DIRECTIONS: Give the number of lines in this listing that contain the word "umol", and nothing else.

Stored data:

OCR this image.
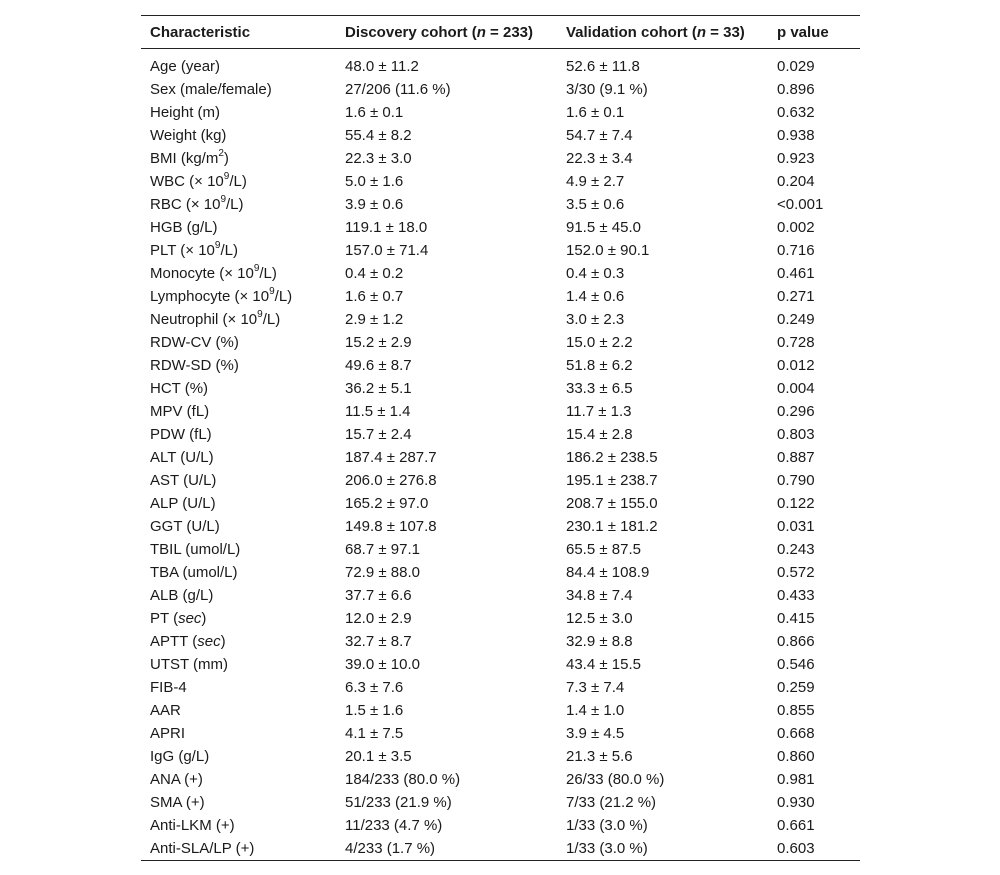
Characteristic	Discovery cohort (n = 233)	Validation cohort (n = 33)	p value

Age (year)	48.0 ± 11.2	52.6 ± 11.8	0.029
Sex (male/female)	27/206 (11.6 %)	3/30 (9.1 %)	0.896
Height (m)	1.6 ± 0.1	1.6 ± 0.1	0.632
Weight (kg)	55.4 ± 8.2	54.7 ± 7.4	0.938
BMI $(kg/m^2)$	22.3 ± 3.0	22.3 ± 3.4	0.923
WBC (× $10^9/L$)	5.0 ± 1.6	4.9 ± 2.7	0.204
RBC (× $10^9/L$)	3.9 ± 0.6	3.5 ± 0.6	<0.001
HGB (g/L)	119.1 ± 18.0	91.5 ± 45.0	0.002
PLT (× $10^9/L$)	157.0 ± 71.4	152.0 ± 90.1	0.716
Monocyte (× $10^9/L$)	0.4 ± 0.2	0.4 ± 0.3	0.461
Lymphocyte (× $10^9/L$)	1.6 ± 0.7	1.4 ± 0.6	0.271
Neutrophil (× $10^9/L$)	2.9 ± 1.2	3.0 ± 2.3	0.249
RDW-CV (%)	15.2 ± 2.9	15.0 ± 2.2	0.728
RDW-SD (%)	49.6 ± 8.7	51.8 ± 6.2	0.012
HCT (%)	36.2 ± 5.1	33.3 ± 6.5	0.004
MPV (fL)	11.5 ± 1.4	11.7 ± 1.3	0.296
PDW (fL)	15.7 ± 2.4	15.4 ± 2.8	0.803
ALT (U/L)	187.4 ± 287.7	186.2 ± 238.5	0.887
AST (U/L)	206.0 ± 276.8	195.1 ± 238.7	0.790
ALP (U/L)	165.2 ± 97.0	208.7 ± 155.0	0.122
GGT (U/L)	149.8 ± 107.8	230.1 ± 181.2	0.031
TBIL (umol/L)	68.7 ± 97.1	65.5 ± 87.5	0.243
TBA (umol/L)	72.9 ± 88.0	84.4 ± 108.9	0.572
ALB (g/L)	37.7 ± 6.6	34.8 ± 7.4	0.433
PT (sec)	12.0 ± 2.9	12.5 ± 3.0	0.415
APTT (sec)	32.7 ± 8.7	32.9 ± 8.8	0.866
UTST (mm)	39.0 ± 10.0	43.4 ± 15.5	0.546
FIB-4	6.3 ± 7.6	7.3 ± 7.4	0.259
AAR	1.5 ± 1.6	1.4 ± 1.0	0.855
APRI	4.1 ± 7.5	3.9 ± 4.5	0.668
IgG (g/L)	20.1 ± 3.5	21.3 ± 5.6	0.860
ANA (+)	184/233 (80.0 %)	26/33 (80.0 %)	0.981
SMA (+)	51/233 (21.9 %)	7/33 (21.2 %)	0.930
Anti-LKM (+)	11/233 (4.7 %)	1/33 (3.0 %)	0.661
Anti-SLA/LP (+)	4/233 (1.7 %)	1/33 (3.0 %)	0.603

COMPLETE ANSWER: 2